Quote every line of the entries below word for word, omitting the pictures.

-- Begin TASK INPUTS --

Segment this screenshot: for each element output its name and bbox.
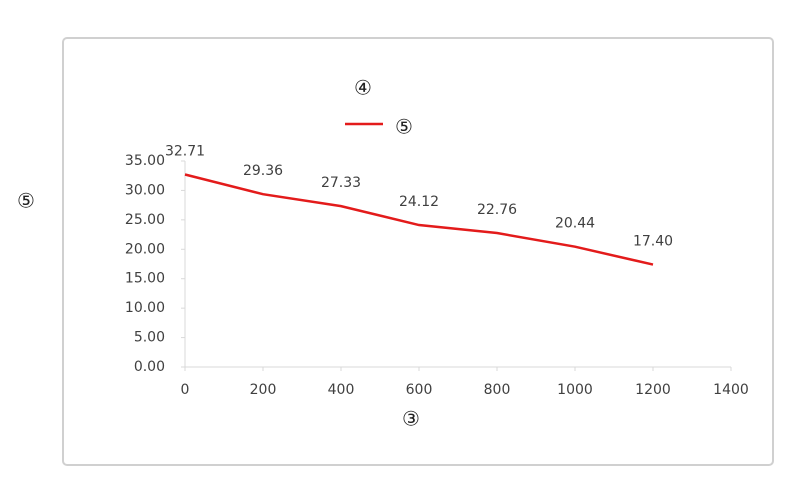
y-tick-label: 30.00 <box>125 182 165 198</box>
x-tick-label: 0 <box>181 382 190 398</box>
x-tick-label: 1200 <box>635 382 671 398</box>
data-label: 24.12 <box>399 194 439 210</box>
chart-frame <box>62 37 774 466</box>
x-tick-label: 200 <box>250 382 277 398</box>
y-tick-label: 5.00 <box>134 330 165 346</box>
data-label: 20.44 <box>555 216 595 232</box>
x-tick-label: 600 <box>406 382 433 398</box>
x-axis-label: ③ <box>402 407 420 431</box>
y-tick-label: 10.00 <box>125 300 165 316</box>
y-tick-label: 15.00 <box>125 271 165 287</box>
y-tick-label: 20.00 <box>125 241 165 257</box>
data-line <box>184 173 654 266</box>
data-label: 32.71 <box>165 143 205 159</box>
data-label: 17.40 <box>633 234 673 250</box>
data-label: 29.36 <box>243 163 283 179</box>
x-tick-label: 800 <box>484 382 511 398</box>
data-label: 27.33 <box>321 175 361 191</box>
y-axis-label: ⑤ <box>17 189 35 213</box>
legend-label: ⑤ <box>395 115 413 139</box>
x-tick-label: 400 <box>328 382 355 398</box>
x-tick-label: 1400 <box>713 382 749 398</box>
chart-title: ④ <box>354 76 372 100</box>
y-tick-label: 35.00 <box>125 153 165 169</box>
data-label: 22.76 <box>477 202 517 218</box>
y-tick-label: 0.00 <box>134 359 165 375</box>
y-tick-label: 25.00 <box>125 212 165 228</box>
x-tick-label: 1000 <box>557 382 593 398</box>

-- End TASK INPUTS --

RESULT:
Segment this screenshot: for each element output its name and bbox.
y-tick-label: 30.00 <box>125 182 165 198</box>
x-tick-label: 0 <box>181 382 190 398</box>
x-tick-label: 1200 <box>635 382 671 398</box>
data-label: 24.12 <box>399 194 439 210</box>
chart-frame <box>62 37 774 466</box>
x-tick-label: 200 <box>250 382 277 398</box>
y-tick-label: 5.00 <box>134 330 165 346</box>
data-label: 20.44 <box>555 216 595 232</box>
x-tick-label: 600 <box>406 382 433 398</box>
x-axis-label: ③ <box>402 407 420 431</box>
y-tick-label: 10.00 <box>125 300 165 316</box>
y-tick-label: 15.00 <box>125 271 165 287</box>
y-tick-label: 20.00 <box>125 241 165 257</box>
data-line <box>184 173 654 266</box>
data-label: 32.71 <box>165 143 205 159</box>
data-label: 17.40 <box>633 234 673 250</box>
data-label: 29.36 <box>243 163 283 179</box>
x-tick-label: 800 <box>484 382 511 398</box>
data-label: 27.33 <box>321 175 361 191</box>
y-axis-label: ⑤ <box>17 189 35 213</box>
legend-label: ⑤ <box>395 115 413 139</box>
x-tick-label: 400 <box>328 382 355 398</box>
x-tick-label: 1400 <box>713 382 749 398</box>
chart-title: ④ <box>354 76 372 100</box>
y-tick-label: 35.00 <box>125 153 165 169</box>
data-label: 22.76 <box>477 202 517 218</box>
y-tick-label: 0.00 <box>134 359 165 375</box>
y-tick-label: 25.00 <box>125 212 165 228</box>
x-tick-label: 1000 <box>557 382 593 398</box>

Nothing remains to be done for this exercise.